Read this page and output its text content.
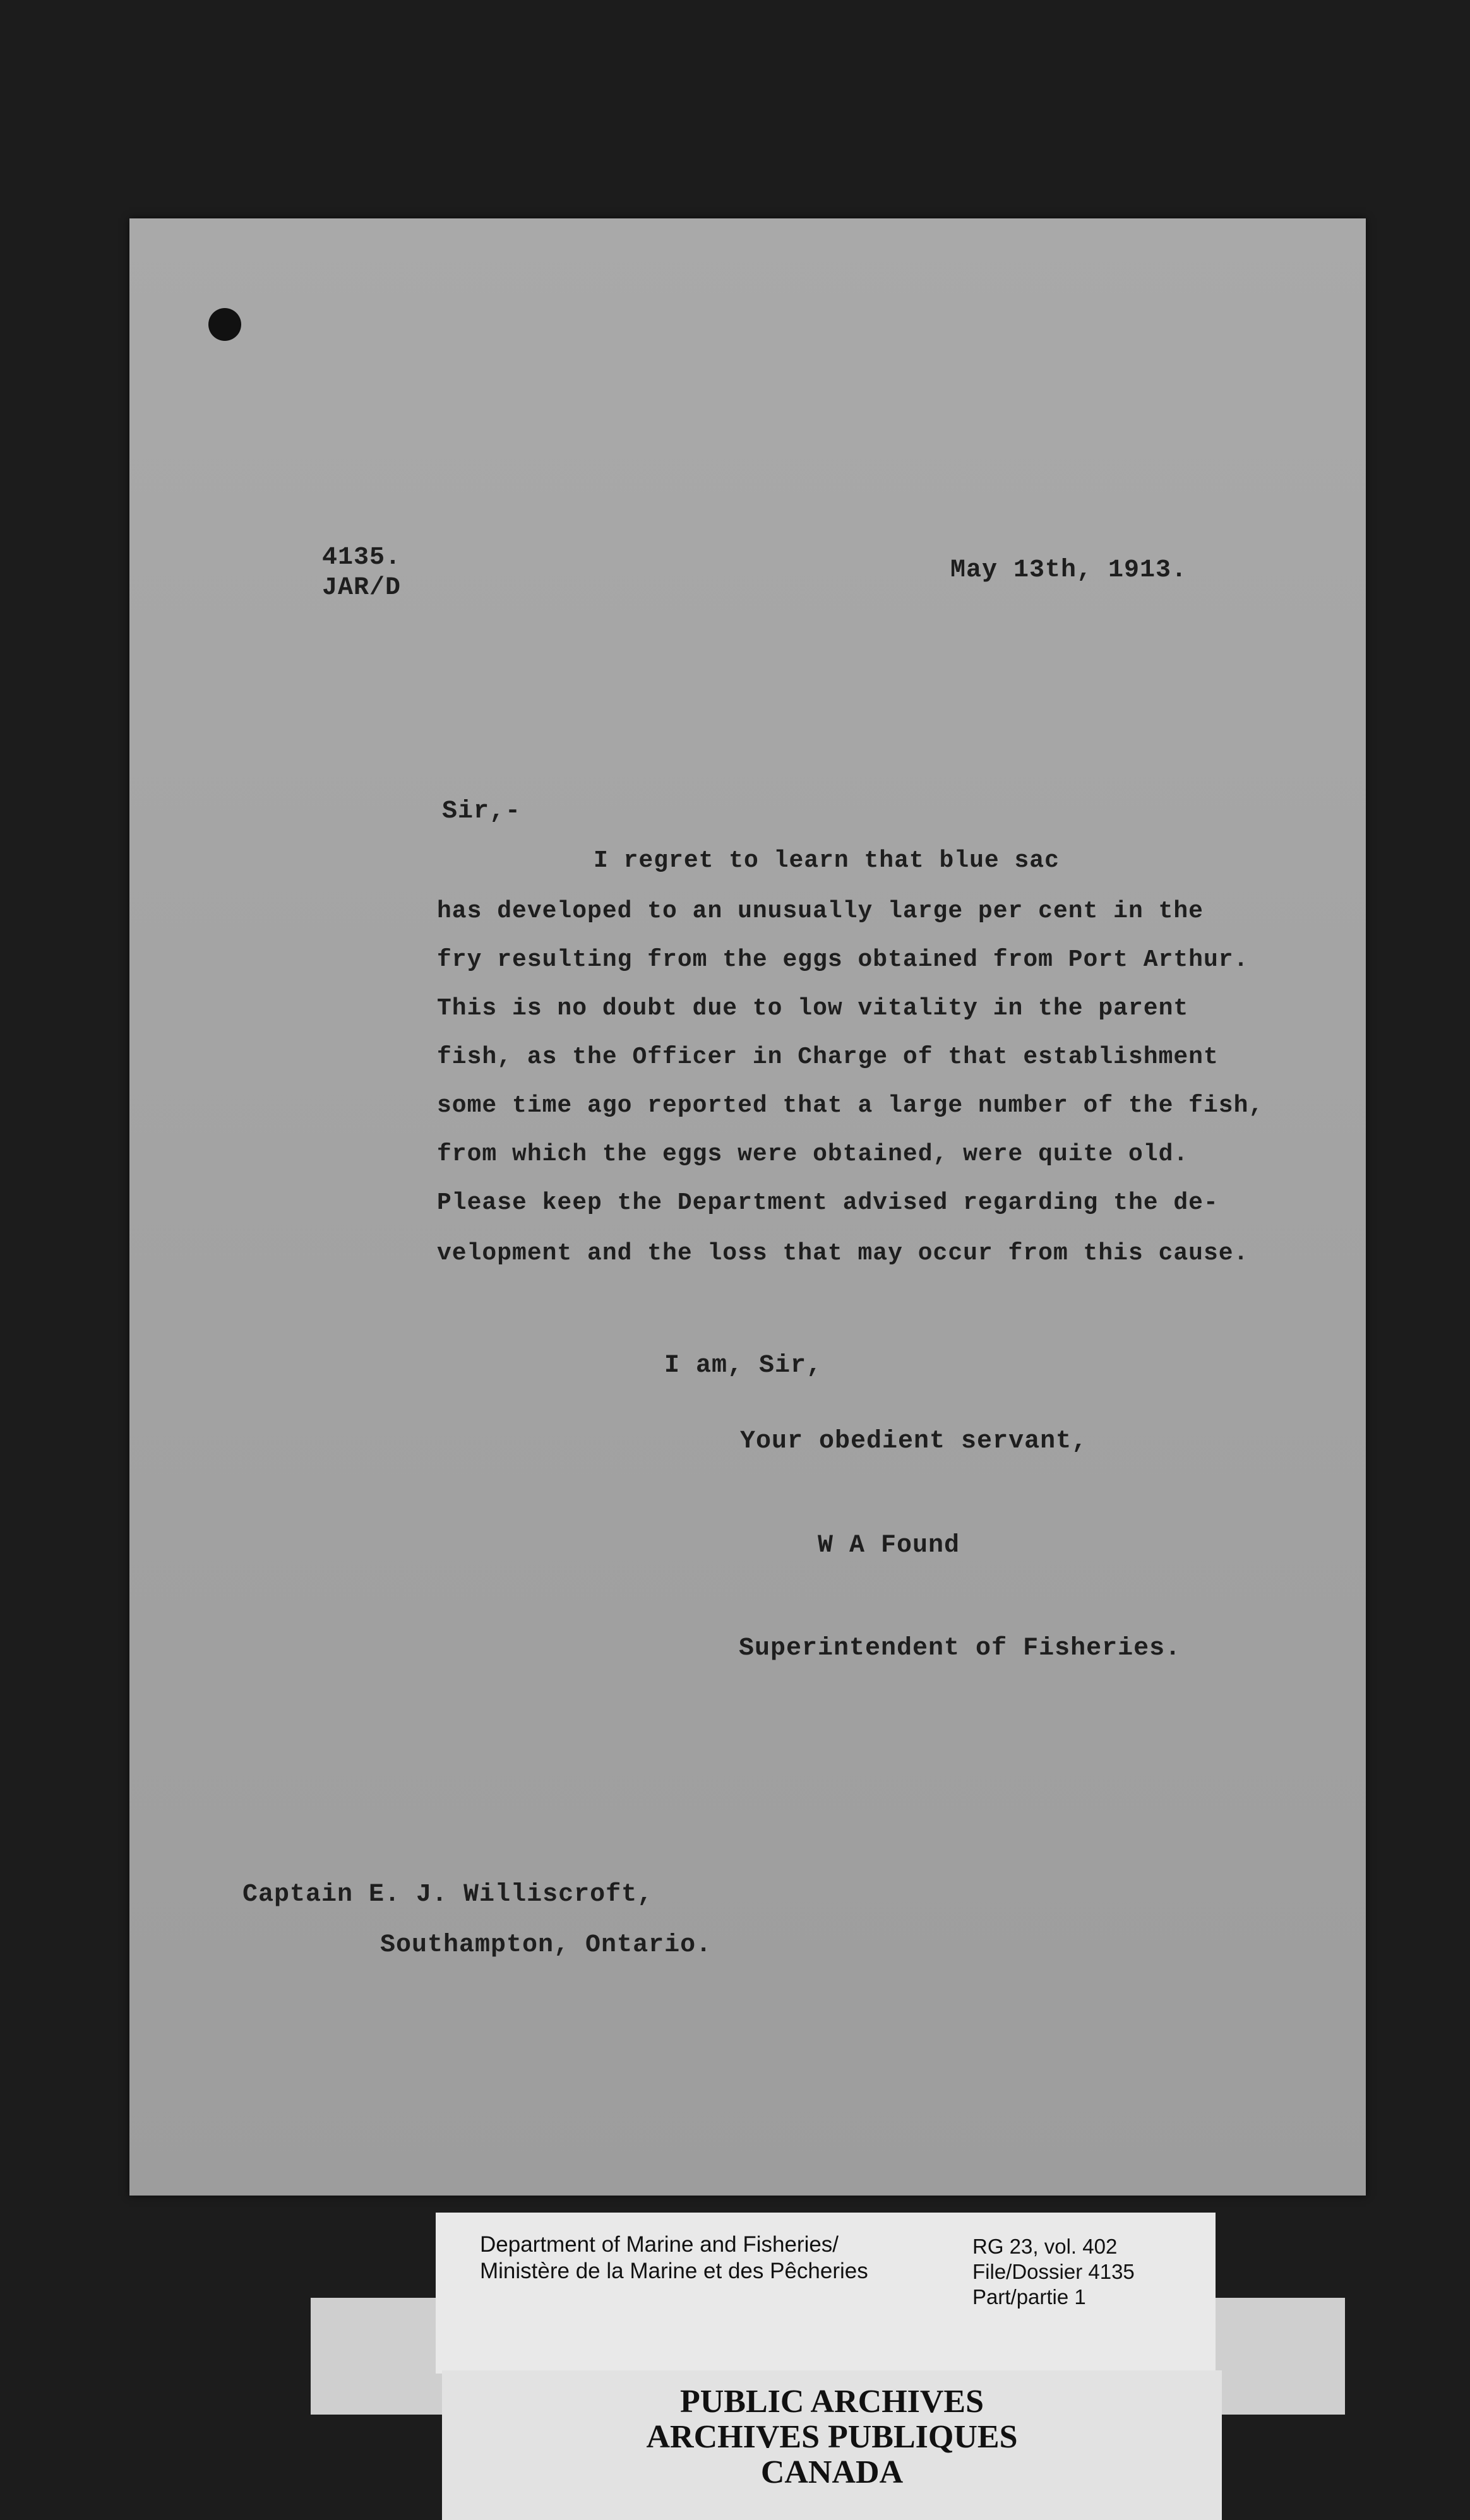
4135.
JAR/D
May 13th, 1913.
Sir,-
I regret to learn that blue sac
has developed to an unusually large per cent in the
fry resulting from the eggs obtained from Port Arthur.
This is no doubt due to low vitality in the parent
fish, as the Officer in Charge of that establishment
some time ago reported that a large number of the fish,
from which the eggs were obtained, were quite old.
Please keep the Department advised regarding the de-
velopment and the loss that may occur from this cause.
I am, Sir,
Your obedient servant,
W A Found
Superintendent of Fisheries.
Captain E. J. Williscroft,
Southampton, Ontario.
Department of Marine and Fisheries/
Ministère de la Marine et des Pêcheries
RG 23, vol. 402
File/Dossier 4135
Part/partie 1
PUBLIC ARCHIVES
ARCHIVES PUBLIQUES
CANADA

### What the task requires
In this exercise, set down all of the data exactly, without the pictures.

### Worked answer
Read this page and output its text content.
4135.
JAR/D
May 13th, 1913.
Sir,-
I regret to learn that blue sac
has developed to an unusually large per cent in the
fry resulting from the eggs obtained from Port Arthur.
This is no doubt due to low vitality in the parent
fish, as the Officer in Charge of that establishment
some time ago reported that a large number of the fish,
from which the eggs were obtained, were quite old.
Please keep the Department advised regarding the de-
velopment and the loss that may occur from this cause.
I am, Sir,
Your obedient servant,
W A Found
Superintendent of Fisheries.
Captain E. J. Williscroft,
Southampton, Ontario.
Department of Marine and Fisheries/
Ministère de la Marine et des Pêcheries
RG 23, vol. 402
File/Dossier 4135
Part/partie 1
PUBLIC ARCHIVES
ARCHIVES PUBLIQUES
CANADA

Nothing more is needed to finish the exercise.